> Goal: From the entries that follow, gather each line holding the word "सहजकर".

(Collection entries)

• • • • • • •

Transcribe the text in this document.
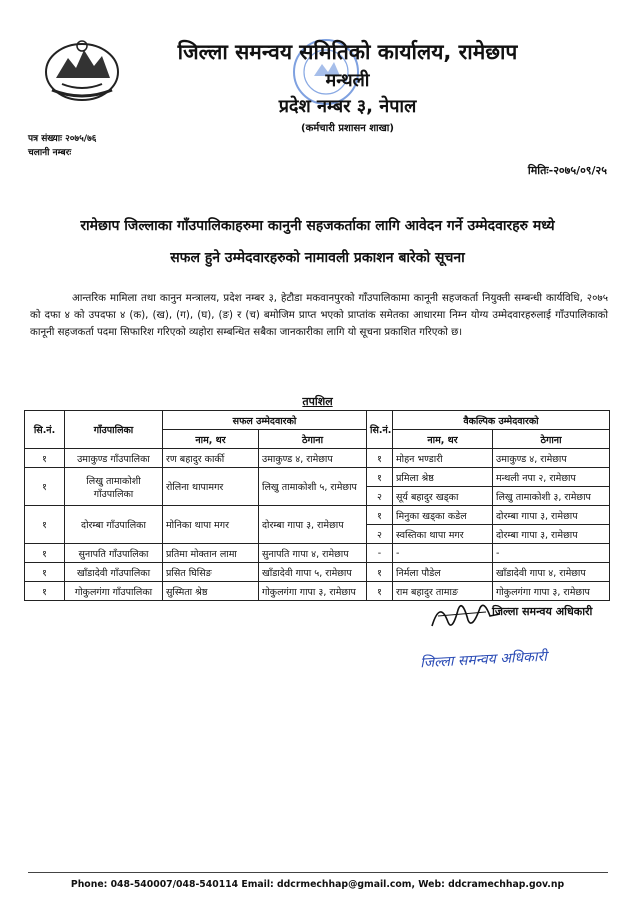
जिल्ला समन्वय समितिको कार्यालय, रामेछाप
मन्थली
प्रदेश नम्बर ३, नेपाल
(कर्मचारी प्रशासन शाखा)
पत्र संख्याः २०७५/७६
चलानी नम्बरः
मितिः-२०७५/०९/२५
रामेछाप जिल्लाका गाँउपालिकाहरुमा कानुनी सहजकर्ताका लागि आवेदन गर्ने उम्मेदवारहरु मध्ये
सफल हुने उम्मेदवारहरुको नामावली प्रकाशन बारेको सूचना
आन्तरिक मामिला तथा कानुन मन्त्रालय, प्रदेश नम्बर ३, हेटौडा मकवानपुरको गाँउपालिकामा कानूनी सहजकर्ता नियुक्ती सम्बन्धी कार्यविधि, २०७५ को दफा ४ को उपदफा ४ (क), (ख), (ग), (घ), (ङ) र (च) बमोजिम प्राप्त भएको प्राप्तांक समेतका आधारमा निम्न योग्य उम्मेदवारहरुलाई गाँउपालिकाको कानूनी सहजकर्ता पदमा सिफारिश गरिएको व्यहोरा सम्बन्धित सबैका जानकारीका लागि यो सूचना प्रकाशित गरिएको छ।
तपशिल
सि.नं.	गाँउपालिका	सफल उम्मेदवारको		सि.नं.	वैकल्पिक उम्मेदवारको	
		नाम, थर	ठेगाना		नाम, थर	ठेगाना
१	उमाकुण्ड गाँउपालिका	रण बहादुर कार्की	उमाकुण्ड ४, रामेछाप	१	मोहन भण्डारी	उमाकुण्ड ४, रामेछाप
१	लिखु तामाकोशी गाँउपालिका	रोलिना थापामगर	लिखु तामाकोशी ५, रामेछाप	१	प्रमिला श्रेष्ठ	मन्थली नपा २, रामेछाप
				२	सूर्य बहादुर खड्का	लिखु तामाकोशी ३, रामेछाप
१	दोरम्बा गाँउपालिका	मोनिका थापा मगर	दोरम्बा गापा ३, रामेछाप	१	मिनुका खड्का कडेल	दोरम्बा गापा ३, रामेछाप
				२	स्वस्तिका थापा मगर	दोरम्बा गापा ३, रामेछाप
१	सुनापति गाँउपालिका	प्रतिमा मोक्तान लामा	सुनापति गापा ४, रामेछाप	-	-	-
१	खाँडादेवी गाँउपालिका	प्रसित घिसिङ	खाँडादेवी गापा ५, रामेछाप	१	निर्मला पौडेल	खाँडादेवी गापा ४, रामेछाप
१	गोकुलगंगा गाँउपालिका	सुस्मिता श्रेष्ठ	गोकुलगंगा गापा ३, रामेछाप	१	राम बहादुर तामाङ	गोकुलगंगा गापा ३, रामेछाप
जिल्ला समन्वय अधिकारी
जिल्ला समन्वय अधिकारी
Phone: 048-540007/048-540114 Email: ddcrmechhap@gmail.com, Web: ddcramechhap.gov.np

• • • • • • •

> Correct result:
रामेछाप जिल्लाका गाँउपालिकाहरुमा कानुनी सहजकर्ताका लागि आवेदन गर्ने उम्मेदवारहरु मध्ये
आन्तरिक मामिला तथा कानुन मन्त्रालय, प्रदेश नम्बर ३, हेटौडा मकवानपुरको गाँउपालिकामा कानूनी सहजकर्ता नियुक्ती सम्बन्धी कार्यविधि, २०७५ को दफा ४ को उपदफा ४ (क), (ख), (ग), (घ), (ङ) र (च) बमोजिम प्राप्त भएको प्राप्तांक समेतका आधारमा निम्न योग्य उम्मेदवारहरुलाई गाँउपालिकाको कानूनी सहजकर्ता पदमा सिफारिश गरिएको व्यहोरा सम्बन्धित सबैका जानकारीका लागि यो सूचना प्रकाशित गरिएको छ।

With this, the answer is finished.